Description of the task.
Pictures don't belong in the copy; print all the records exactly.

Information shown.
● ● ●
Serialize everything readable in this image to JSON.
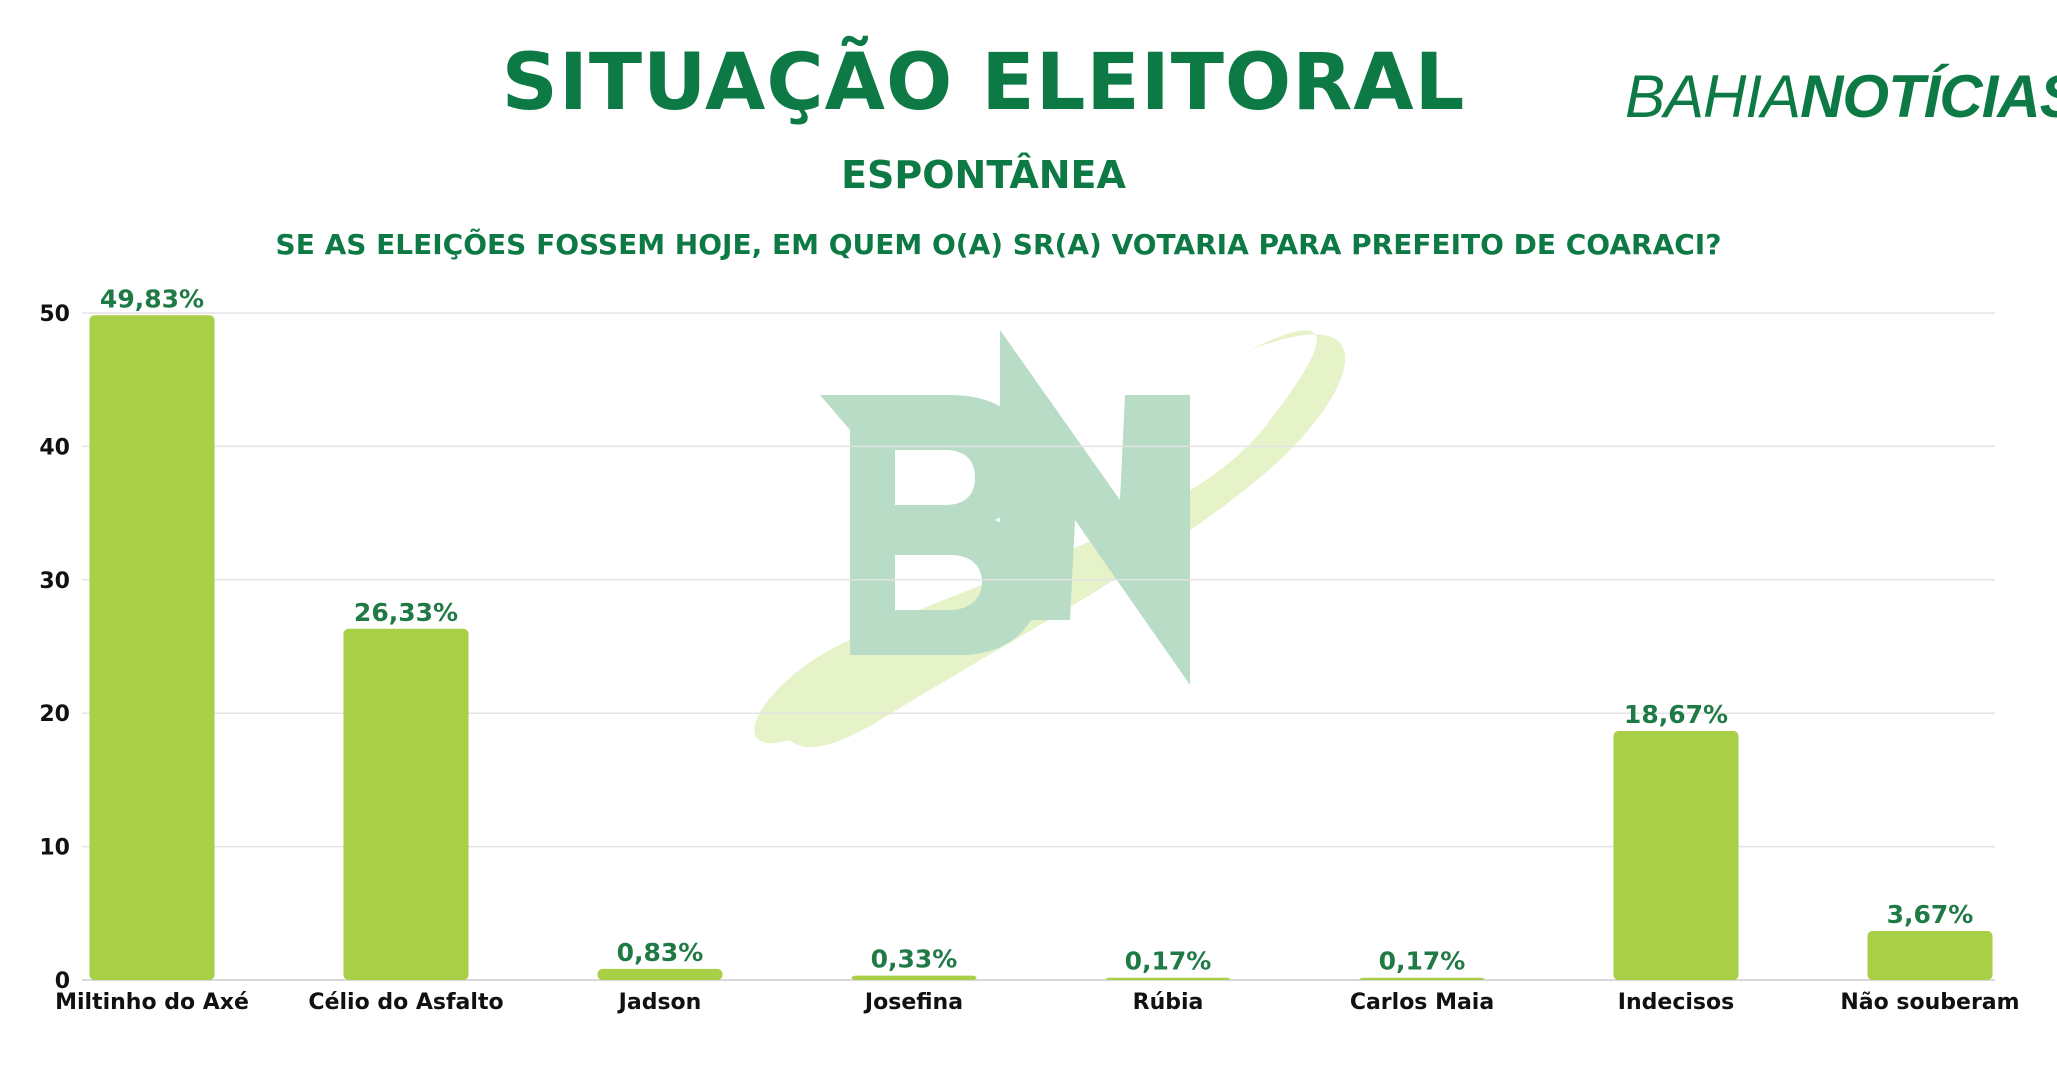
{
  "header": {
    "title": "SITUAÇÃO ELEITORAL",
    "subtitle": "ESPONTÂNEA",
    "question": "SE AS ELEIÇÕES FOSSEM HOJE, EM QUEM O(A) SR(A) VOTARIA PARA PREFEITO DE COARACI?"
  },
  "logo": {
    "part1": "BAHIA",
    "part2": "NOTÍCIAS"
  },
  "chart_data": {
    "type": "bar",
    "title": "SITUAÇÃO ELEITORAL",
    "categories": [
      "Miltinho do Axé",
      "Célio do Asfalto",
      "Jadson",
      "Josefina",
      "Rúbia",
      "Carlos Maia",
      "Indecisos",
      "Não souberam"
    ],
    "values": [
      49.83,
      26.33,
      0.83,
      0.33,
      0.17,
      0.17,
      18.67,
      3.67
    ],
    "data_labels": [
      "49,83%",
      "26,33%",
      "0,83%",
      "0,33%",
      "0,17%",
      "0,17%",
      "18,67%",
      "3,67%"
    ],
    "yticks": [
      0,
      10,
      20,
      30,
      40,
      50
    ],
    "ylim": [
      0,
      50
    ],
    "grid": true,
    "legend": "none",
    "bar_color": "#a8cf45",
    "label_color": "#1f7a45"
  },
  "colors": {
    "brand": "#0d7a45",
    "bar": "#a8cf45"
  }
}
● ● ●
Exercise output.
Serialize everything readable in this image to JSON.
{
  "header": {
    "title": "SITUAÇÃO ELEITORAL",
    "subtitle": "ESPONTÂNEA",
    "question": "SE AS ELEIÇÕES FOSSEM HOJE, EM QUEM O(A) SR(A) VOTARIA PARA PREFEITO DE COARACI?"
  },
  "logo": {
    "part1": "BAHIA",
    "part2": "NOTÍCIAS"
  },
  "chart_data": {
    "type": "bar",
    "title": "SITUAÇÃO ELEITORAL",
    "categories": [
      "Miltinho do Axé",
      "Célio do Asfalto",
      "Jadson",
      "Josefina",
      "Rúbia",
      "Carlos Maia",
      "Indecisos",
      "Não souberam"
    ],
    "values": [
      49.83,
      26.33,
      0.83,
      0.33,
      0.17,
      0.17,
      18.67,
      3.67
    ],
    "data_labels": [
      "49,83%",
      "26,33%",
      "0,83%",
      "0,33%",
      "0,17%",
      "0,17%",
      "18,67%",
      "3,67%"
    ],
    "yticks": [
      0,
      10,
      20,
      30,
      40,
      50
    ],
    "ylim": [
      0,
      50
    ],
    "grid": true,
    "legend": "none",
    "bar_color": "#a8cf45",
    "label_color": "#1f7a45"
  },
  "colors": {
    "brand": "#0d7a45",
    "bar": "#a8cf45"
  }
}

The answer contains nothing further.